## Aim of the task
Write out the material exactly, with the pictures left out.

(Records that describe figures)
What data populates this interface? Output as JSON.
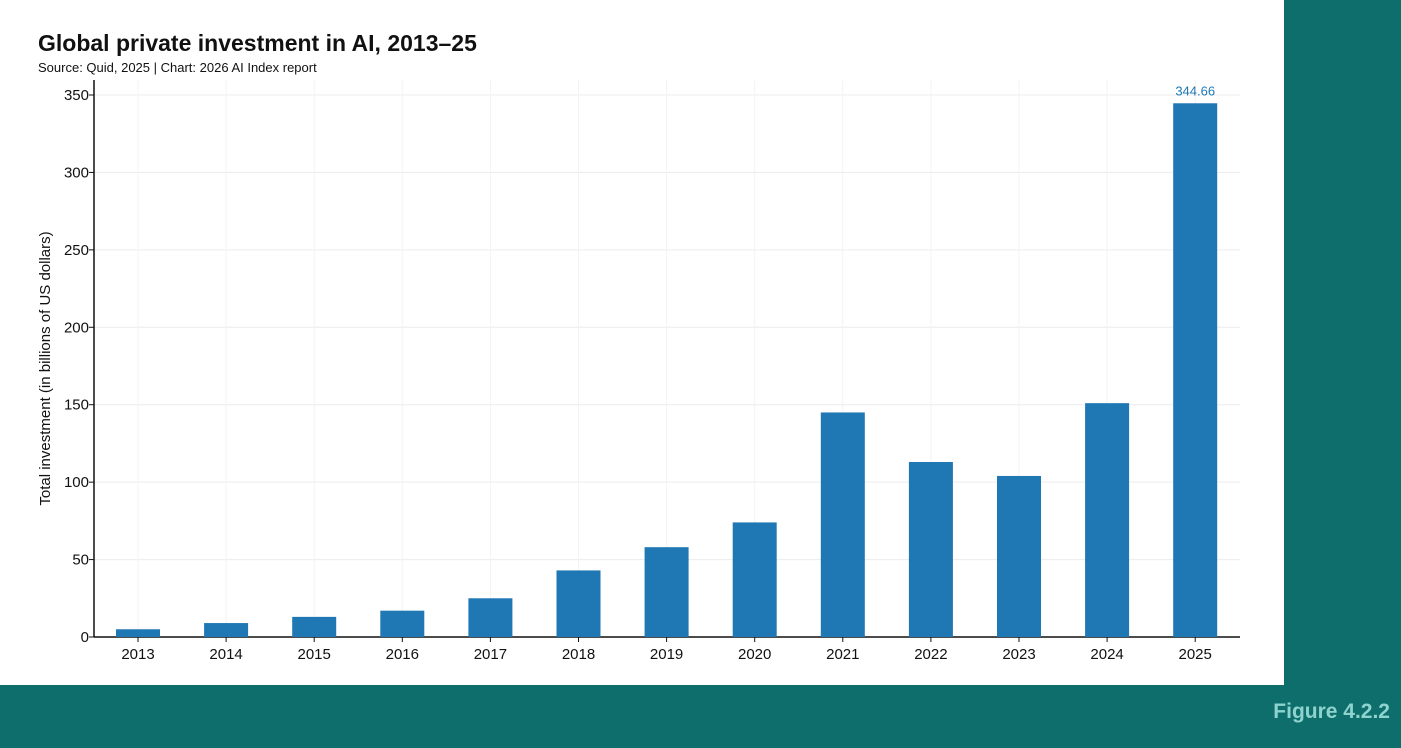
{
  "figure_label": "Figure 4.2.2",
  "chart_data": {
    "type": "bar",
    "title": "Global private investment in AI, 2013–25",
    "subtitle": "Source: Quid, 2025 | Chart: 2026 AI Index report",
    "xlabel": "",
    "ylabel": "Total investment (in billions of US dollars)",
    "ylim": [
      0,
      350
    ],
    "yticks": [
      0,
      50,
      100,
      150,
      200,
      250,
      300,
      350
    ],
    "grid": true,
    "bar_color": "#1f77b4",
    "categories": [
      "2013",
      "2014",
      "2015",
      "2016",
      "2017",
      "2018",
      "2019",
      "2020",
      "2021",
      "2022",
      "2023",
      "2024",
      "2025"
    ],
    "values": [
      5,
      9,
      13,
      17,
      25,
      43,
      58,
      74,
      145,
      113,
      104,
      151,
      344.66
    ],
    "data_labels": [
      {
        "category": "2025",
        "text": "344.66"
      }
    ]
  }
}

## Full response
What data populates this interface? Output as JSON.
{
  "figure_label": "Figure 4.2.2",
  "chart_data": {
    "type": "bar",
    "title": "Global private investment in AI, 2013–25",
    "subtitle": "Source: Quid, 2025 | Chart: 2026 AI Index report",
    "xlabel": "",
    "ylabel": "Total investment (in billions of US dollars)",
    "ylim": [
      0,
      350
    ],
    "yticks": [
      0,
      50,
      100,
      150,
      200,
      250,
      300,
      350
    ],
    "grid": true,
    "bar_color": "#1f77b4",
    "categories": [
      "2013",
      "2014",
      "2015",
      "2016",
      "2017",
      "2018",
      "2019",
      "2020",
      "2021",
      "2022",
      "2023",
      "2024",
      "2025"
    ],
    "values": [
      5,
      9,
      13,
      17,
      25,
      43,
      58,
      74,
      145,
      113,
      104,
      151,
      344.66
    ],
    "data_labels": [
      {
        "category": "2025",
        "text": "344.66"
      }
    ]
  }
}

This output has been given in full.